§ WHAT NEEDS TO BE DONE
Could you transcribe the material below exactly, without leaving out a single line?

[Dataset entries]
_ _ _ _ _ _ _
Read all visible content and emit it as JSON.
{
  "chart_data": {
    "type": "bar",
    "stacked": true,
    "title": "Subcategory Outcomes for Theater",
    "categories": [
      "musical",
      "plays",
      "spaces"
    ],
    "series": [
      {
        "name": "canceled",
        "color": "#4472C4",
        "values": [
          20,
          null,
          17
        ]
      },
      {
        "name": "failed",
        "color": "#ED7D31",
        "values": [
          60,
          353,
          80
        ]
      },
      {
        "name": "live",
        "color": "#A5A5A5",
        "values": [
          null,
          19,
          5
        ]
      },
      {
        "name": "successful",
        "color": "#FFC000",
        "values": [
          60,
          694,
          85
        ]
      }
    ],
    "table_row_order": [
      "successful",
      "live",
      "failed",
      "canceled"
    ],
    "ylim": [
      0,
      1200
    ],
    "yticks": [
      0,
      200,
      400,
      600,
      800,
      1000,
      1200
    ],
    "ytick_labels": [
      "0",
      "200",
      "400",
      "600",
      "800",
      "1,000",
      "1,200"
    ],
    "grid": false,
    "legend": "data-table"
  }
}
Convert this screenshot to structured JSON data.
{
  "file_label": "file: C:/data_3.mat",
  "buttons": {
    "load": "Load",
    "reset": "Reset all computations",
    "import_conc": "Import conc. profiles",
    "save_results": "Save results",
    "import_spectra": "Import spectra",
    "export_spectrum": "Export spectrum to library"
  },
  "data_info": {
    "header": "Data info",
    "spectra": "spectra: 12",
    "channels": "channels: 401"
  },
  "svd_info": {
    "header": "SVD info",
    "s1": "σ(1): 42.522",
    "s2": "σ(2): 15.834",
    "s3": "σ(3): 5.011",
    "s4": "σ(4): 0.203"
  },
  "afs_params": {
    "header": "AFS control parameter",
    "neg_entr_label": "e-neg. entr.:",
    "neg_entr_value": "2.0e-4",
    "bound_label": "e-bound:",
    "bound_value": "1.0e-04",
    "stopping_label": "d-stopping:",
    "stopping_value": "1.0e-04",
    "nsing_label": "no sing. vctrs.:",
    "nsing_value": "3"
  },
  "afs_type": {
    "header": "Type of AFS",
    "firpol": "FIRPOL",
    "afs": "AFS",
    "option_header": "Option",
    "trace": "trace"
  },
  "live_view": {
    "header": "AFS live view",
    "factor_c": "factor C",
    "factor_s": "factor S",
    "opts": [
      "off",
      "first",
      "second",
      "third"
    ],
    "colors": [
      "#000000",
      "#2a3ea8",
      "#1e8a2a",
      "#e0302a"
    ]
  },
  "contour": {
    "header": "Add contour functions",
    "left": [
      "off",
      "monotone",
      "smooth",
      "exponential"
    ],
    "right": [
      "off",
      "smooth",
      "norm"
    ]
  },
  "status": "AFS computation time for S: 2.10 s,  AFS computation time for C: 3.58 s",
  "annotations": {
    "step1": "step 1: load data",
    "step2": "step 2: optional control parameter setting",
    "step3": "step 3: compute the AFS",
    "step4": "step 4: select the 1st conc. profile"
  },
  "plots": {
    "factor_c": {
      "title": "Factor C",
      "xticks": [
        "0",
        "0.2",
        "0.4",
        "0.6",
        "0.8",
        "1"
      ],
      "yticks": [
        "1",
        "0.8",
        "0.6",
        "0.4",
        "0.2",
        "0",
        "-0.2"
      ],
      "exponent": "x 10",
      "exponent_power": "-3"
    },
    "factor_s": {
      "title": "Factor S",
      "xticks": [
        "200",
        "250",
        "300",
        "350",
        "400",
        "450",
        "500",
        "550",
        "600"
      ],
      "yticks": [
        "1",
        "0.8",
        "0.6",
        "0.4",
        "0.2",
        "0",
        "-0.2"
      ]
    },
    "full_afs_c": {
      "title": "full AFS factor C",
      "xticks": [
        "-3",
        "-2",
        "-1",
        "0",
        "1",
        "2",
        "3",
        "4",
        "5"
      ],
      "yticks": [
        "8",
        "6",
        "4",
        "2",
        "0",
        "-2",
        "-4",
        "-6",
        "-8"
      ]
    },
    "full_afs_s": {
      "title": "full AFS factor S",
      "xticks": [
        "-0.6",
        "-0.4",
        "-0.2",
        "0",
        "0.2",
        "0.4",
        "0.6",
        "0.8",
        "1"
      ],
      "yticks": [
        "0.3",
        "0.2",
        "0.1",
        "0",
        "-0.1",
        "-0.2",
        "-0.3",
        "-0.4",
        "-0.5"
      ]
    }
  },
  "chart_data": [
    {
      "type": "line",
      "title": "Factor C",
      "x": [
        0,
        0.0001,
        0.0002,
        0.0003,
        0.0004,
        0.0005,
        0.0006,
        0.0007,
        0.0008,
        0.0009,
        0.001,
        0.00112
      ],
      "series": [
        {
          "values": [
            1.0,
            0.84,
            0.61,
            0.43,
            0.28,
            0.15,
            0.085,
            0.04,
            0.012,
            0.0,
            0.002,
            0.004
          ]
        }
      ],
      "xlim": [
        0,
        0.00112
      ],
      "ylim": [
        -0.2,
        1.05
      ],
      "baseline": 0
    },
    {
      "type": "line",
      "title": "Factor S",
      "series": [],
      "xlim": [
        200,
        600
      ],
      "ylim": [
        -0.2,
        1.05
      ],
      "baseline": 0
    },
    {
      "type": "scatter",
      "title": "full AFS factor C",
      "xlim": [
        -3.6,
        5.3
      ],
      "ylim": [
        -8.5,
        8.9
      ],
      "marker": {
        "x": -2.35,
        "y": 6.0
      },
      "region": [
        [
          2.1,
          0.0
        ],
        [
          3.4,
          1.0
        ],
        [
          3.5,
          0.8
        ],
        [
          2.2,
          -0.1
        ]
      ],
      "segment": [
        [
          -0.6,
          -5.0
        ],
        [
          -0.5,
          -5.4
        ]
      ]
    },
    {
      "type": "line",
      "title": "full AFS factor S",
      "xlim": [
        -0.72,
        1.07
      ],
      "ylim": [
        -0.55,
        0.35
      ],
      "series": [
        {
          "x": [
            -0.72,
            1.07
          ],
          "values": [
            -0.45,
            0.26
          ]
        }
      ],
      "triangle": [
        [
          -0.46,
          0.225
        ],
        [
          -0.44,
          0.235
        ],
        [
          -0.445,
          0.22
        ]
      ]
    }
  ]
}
_ _ _ _ _ _ _
§ FINAL RESULT
Read all visible content and emit it as JSON.
{
  "chart_data": {
    "type": "bar",
    "stacked": true,
    "title": "Subcategory Outcomes for Theater",
    "categories": [
      "musical",
      "plays",
      "spaces"
    ],
    "series": [
      {
        "name": "canceled",
        "color": "#4472C4",
        "values": [
          20,
          null,
          17
        ]
      },
      {
        "name": "failed",
        "color": "#ED7D31",
        "values": [
          60,
          353,
          80
        ]
      },
      {
        "name": "live",
        "color": "#A5A5A5",
        "values": [
          null,
          19,
          5
        ]
      },
      {
        "name": "successful",
        "color": "#FFC000",
        "values": [
          60,
          694,
          85
        ]
      }
    ],
    "table_row_order": [
      "successful",
      "live",
      "failed",
      "canceled"
    ],
    "ylim": [
      0,
      1200
    ],
    "yticks": [
      0,
      200,
      400,
      600,
      800,
      1000,
      1200
    ],
    "ytick_labels": [
      "0",
      "200",
      "400",
      "600",
      "800",
      "1,000",
      "1,200"
    ],
    "grid": false,
    "legend": "data-table"
  }
}
Convert this screenshot to structured JSON data.
{
  "file_label": "file: C:/data_3.mat",
  "buttons": {
    "load": "Load",
    "reset": "Reset all computations",
    "import_conc": "Import conc. profiles",
    "save_results": "Save results",
    "import_spectra": "Import spectra",
    "export_spectrum": "Export spectrum to library"
  },
  "data_info": {
    "header": "Data info",
    "spectra": "spectra: 12",
    "channels": "channels: 401"
  },
  "svd_info": {
    "header": "SVD info",
    "s1": "σ(1): 42.522",
    "s2": "σ(2): 15.834",
    "s3": "σ(3): 5.011",
    "s4": "σ(4): 0.203"
  },
  "afs_params": {
    "header": "AFS control parameter",
    "neg_entr_label": "e-neg. entr.:",
    "neg_entr_value": "2.0e-4",
    "bound_label": "e-bound:",
    "bound_value": "1.0e-04",
    "stopping_label": "d-stopping:",
    "stopping_value": "1.0e-04",
    "nsing_label": "no sing. vctrs.:",
    "nsing_value": "3"
  },
  "afs_type": {
    "header": "Type of AFS",
    "firpol": "FIRPOL",
    "afs": "AFS",
    "option_header": "Option",
    "trace": "trace"
  },
  "live_view": {
    "header": "AFS live view",
    "factor_c": "factor C",
    "factor_s": "factor S",
    "opts": [
      "off",
      "first",
      "second",
      "third"
    ],
    "colors": [
      "#000000",
      "#2a3ea8",
      "#1e8a2a",
      "#e0302a"
    ]
  },
  "contour": {
    "header": "Add contour functions",
    "left": [
      "off",
      "monotone",
      "smooth",
      "exponential"
    ],
    "right": [
      "off",
      "smooth",
      "norm"
    ]
  },
  "status": "AFS computation time for S: 2.10 s,  AFS computation time for C: 3.58 s",
  "annotations": {
    "step1": "step 1: load data",
    "step2": "step 2: optional control parameter setting",
    "step3": "step 3: compute the AFS",
    "step4": "step 4: select the 1st conc. profile"
  },
  "plots": {
    "factor_c": {
      "title": "Factor C",
      "xticks": [
        "0",
        "0.2",
        "0.4",
        "0.6",
        "0.8",
        "1"
      ],
      "yticks": [
        "1",
        "0.8",
        "0.6",
        "0.4",
        "0.2",
        "0",
        "-0.2"
      ],
      "exponent": "x 10",
      "exponent_power": "-3"
    },
    "factor_s": {
      "title": "Factor S",
      "xticks": [
        "200",
        "250",
        "300",
        "350",
        "400",
        "450",
        "500",
        "550",
        "600"
      ],
      "yticks": [
        "1",
        "0.8",
        "0.6",
        "0.4",
        "0.2",
        "0",
        "-0.2"
      ]
    },
    "full_afs_c": {
      "title": "full AFS factor C",
      "xticks": [
        "-3",
        "-2",
        "-1",
        "0",
        "1",
        "2",
        "3",
        "4",
        "5"
      ],
      "yticks": [
        "8",
        "6",
        "4",
        "2",
        "0",
        "-2",
        "-4",
        "-6",
        "-8"
      ]
    },
    "full_afs_s": {
      "title": "full AFS factor S",
      "xticks": [
        "-0.6",
        "-0.4",
        "-0.2",
        "0",
        "0.2",
        "0.4",
        "0.6",
        "0.8",
        "1"
      ],
      "yticks": [
        "0.3",
        "0.2",
        "0.1",
        "0",
        "-0.1",
        "-0.2",
        "-0.3",
        "-0.4",
        "-0.5"
      ]
    }
  },
  "chart_data": [
    {
      "type": "line",
      "title": "Factor C",
      "x": [
        0,
        0.0001,
        0.0002,
        0.0003,
        0.0004,
        0.0005,
        0.0006,
        0.0007,
        0.0008,
        0.0009,
        0.001,
        0.00112
      ],
      "series": [
        {
          "values": [
            1.0,
            0.84,
            0.61,
            0.43,
            0.28,
            0.15,
            0.085,
            0.04,
            0.012,
            0.0,
            0.002,
            0.004
          ]
        }
      ],
      "xlim": [
        0,
        0.00112
      ],
      "ylim": [
        -0.2,
        1.05
      ],
      "baseline": 0
    },
    {
      "type": "line",
      "title": "Factor S",
      "series": [],
      "xlim": [
        200,
        600
      ],
      "ylim": [
        -0.2,
        1.05
      ],
      "baseline": 0
    },
    {
      "type": "scatter",
      "title": "full AFS factor C",
      "xlim": [
        -3.6,
        5.3
      ],
      "ylim": [
        -8.5,
        8.9
      ],
      "marker": {
        "x": -2.35,
        "y": 6.0
      },
      "region": [
        [
          2.1,
          0.0
        ],
        [
          3.4,
          1.0
        ],
        [
          3.5,
          0.8
        ],
        [
          2.2,
          -0.1
        ]
      ],
      "segment": [
        [
          -0.6,
          -5.0
        ],
        [
          -0.5,
          -5.4
        ]
      ]
    },
    {
      "type": "line",
      "title": "full AFS factor S",
      "xlim": [
        -0.72,
        1.07
      ],
      "ylim": [
        -0.55,
        0.35
      ],
      "series": [
        {
          "x": [
            -0.72,
            1.07
          ],
          "values": [
            -0.45,
            0.26
          ]
        }
      ],
      "triangle": [
        [
          -0.46,
          0.225
        ],
        [
          -0.44,
          0.235
        ],
        [
          -0.445,
          0.22
        ]
      ]
    }
  ]
}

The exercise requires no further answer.